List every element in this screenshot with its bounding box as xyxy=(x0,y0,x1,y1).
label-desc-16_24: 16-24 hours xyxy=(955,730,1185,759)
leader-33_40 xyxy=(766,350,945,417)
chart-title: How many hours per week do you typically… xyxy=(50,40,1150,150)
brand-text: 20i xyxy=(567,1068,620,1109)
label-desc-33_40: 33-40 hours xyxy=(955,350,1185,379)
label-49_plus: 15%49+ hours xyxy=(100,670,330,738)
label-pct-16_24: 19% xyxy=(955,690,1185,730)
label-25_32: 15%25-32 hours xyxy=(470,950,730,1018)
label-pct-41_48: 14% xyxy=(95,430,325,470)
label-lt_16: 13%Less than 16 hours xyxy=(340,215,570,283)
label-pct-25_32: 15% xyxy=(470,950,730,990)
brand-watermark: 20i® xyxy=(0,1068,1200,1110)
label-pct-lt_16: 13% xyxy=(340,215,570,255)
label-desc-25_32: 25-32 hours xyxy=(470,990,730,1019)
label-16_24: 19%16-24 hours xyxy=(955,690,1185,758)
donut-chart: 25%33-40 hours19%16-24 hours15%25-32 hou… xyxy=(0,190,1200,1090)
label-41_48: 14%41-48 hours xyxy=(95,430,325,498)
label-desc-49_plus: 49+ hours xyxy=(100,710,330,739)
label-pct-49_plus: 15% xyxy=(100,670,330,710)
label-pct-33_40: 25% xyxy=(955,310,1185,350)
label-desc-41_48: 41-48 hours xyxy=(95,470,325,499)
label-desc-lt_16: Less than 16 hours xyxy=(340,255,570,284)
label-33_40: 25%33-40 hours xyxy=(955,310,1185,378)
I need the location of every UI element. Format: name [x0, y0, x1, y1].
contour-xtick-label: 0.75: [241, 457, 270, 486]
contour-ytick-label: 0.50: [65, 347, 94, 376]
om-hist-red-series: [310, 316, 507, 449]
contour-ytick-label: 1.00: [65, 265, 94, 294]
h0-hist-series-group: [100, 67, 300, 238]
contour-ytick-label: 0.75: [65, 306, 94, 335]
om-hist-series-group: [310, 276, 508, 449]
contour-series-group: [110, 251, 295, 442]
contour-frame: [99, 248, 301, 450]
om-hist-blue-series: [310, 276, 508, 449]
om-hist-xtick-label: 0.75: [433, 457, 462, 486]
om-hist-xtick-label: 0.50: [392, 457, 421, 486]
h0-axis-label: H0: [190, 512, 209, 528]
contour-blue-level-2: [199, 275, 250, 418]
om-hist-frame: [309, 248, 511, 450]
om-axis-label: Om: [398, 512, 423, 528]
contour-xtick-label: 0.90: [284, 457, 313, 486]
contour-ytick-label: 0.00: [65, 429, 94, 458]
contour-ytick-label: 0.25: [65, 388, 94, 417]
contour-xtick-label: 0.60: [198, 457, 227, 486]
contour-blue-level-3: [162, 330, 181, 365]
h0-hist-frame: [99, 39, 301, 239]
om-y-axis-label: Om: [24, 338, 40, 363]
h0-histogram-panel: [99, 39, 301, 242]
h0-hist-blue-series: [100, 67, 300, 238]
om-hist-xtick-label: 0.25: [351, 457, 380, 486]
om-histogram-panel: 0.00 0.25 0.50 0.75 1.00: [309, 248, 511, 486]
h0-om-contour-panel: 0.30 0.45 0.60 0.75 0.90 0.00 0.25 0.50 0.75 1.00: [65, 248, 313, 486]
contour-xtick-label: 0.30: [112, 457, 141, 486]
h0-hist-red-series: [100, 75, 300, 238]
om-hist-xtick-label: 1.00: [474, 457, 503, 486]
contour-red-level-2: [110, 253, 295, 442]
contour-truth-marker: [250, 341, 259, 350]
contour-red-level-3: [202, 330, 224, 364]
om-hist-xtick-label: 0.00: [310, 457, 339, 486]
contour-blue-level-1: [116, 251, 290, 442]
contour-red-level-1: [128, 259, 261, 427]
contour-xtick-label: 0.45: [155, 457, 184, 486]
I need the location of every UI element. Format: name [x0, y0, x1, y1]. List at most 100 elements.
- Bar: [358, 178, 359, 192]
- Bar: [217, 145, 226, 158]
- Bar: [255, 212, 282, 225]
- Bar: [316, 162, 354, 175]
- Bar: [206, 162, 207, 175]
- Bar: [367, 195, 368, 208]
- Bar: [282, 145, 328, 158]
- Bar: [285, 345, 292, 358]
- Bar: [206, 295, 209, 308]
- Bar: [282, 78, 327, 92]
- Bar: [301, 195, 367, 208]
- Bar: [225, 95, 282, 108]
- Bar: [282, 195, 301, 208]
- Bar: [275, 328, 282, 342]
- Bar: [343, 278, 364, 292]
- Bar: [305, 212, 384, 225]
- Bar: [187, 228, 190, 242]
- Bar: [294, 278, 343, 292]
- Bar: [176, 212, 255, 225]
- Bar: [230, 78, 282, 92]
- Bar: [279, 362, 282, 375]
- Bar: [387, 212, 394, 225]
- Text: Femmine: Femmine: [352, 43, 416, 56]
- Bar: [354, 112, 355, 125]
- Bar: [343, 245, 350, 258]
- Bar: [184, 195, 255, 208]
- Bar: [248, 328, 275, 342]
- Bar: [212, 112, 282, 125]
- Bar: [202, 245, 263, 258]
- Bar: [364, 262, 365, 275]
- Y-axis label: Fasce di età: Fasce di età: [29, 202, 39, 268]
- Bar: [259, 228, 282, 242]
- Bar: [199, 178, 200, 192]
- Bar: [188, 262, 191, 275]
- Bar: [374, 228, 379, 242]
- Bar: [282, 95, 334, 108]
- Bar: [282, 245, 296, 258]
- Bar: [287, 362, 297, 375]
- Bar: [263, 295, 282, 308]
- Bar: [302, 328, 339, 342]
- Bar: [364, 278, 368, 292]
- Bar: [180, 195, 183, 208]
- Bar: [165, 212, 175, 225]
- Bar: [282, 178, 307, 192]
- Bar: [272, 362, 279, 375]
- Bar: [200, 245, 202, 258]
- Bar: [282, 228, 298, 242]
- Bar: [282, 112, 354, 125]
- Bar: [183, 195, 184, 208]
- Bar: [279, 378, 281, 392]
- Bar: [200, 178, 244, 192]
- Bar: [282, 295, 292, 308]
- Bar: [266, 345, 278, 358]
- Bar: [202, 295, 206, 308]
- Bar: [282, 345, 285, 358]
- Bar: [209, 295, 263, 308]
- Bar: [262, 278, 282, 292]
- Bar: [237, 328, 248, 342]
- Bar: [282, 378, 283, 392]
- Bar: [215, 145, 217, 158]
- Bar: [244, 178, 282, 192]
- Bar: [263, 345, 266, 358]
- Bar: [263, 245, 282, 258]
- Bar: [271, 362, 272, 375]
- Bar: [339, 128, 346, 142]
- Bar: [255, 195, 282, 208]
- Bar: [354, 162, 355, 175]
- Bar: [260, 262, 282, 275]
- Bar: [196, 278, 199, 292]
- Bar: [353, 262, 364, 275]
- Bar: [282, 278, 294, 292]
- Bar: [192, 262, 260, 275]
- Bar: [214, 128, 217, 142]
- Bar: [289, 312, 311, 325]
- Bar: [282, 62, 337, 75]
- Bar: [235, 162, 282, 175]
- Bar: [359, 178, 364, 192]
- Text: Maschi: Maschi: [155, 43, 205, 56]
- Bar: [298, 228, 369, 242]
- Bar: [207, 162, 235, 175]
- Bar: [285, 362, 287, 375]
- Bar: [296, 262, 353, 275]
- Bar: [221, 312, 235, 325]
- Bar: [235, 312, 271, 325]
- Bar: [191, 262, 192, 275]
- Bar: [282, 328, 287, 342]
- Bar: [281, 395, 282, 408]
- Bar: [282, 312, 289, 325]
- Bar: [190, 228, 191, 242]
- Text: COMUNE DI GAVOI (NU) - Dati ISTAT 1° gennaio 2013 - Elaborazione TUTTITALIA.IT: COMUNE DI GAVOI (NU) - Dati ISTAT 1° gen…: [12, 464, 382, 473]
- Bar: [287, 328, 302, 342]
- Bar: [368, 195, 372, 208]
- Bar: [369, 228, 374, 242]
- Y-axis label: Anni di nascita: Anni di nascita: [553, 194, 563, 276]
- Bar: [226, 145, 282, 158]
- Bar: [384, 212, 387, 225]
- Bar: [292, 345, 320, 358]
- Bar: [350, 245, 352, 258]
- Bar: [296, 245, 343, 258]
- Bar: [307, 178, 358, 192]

════════════════════

• TO BE DONE
Copy out the records word for word from their first line through the line containing "donut-chart: 25%33-40 hours19%16-24", including both of those lines.

• CORRECT ANSWER
List every element in this screenshot with its bounding box as xyxy=(x0,y0,x1,y1).
label-desc-16_24: 16-24 hours xyxy=(955,730,1185,759)
leader-33_40 xyxy=(766,350,945,417)
chart-title: How many hours per week do you typically… xyxy=(50,40,1150,150)
brand-text: 20i xyxy=(567,1068,620,1109)
label-desc-33_40: 33-40 hours xyxy=(955,350,1185,379)
label-49_plus: 15%49+ hours xyxy=(100,670,330,738)
label-pct-16_24: 19% xyxy=(955,690,1185,730)
label-25_32: 15%25-32 hours xyxy=(470,950,730,1018)
label-pct-41_48: 14% xyxy=(95,430,325,470)
label-lt_16: 13%Less than 16 hours xyxy=(340,215,570,283)
label-pct-25_32: 15% xyxy=(470,950,730,990)
brand-watermark: 20i® xyxy=(0,1068,1200,1110)
label-pct-lt_16: 13% xyxy=(340,215,570,255)
label-desc-25_32: 25-32 hours xyxy=(470,990,730,1019)
label-16_24: 19%16-24 hours xyxy=(955,690,1185,758)
donut-chart: 25%33-40 hours19%16-24 hours15%25-32 hou… xyxy=(0,190,1200,1090)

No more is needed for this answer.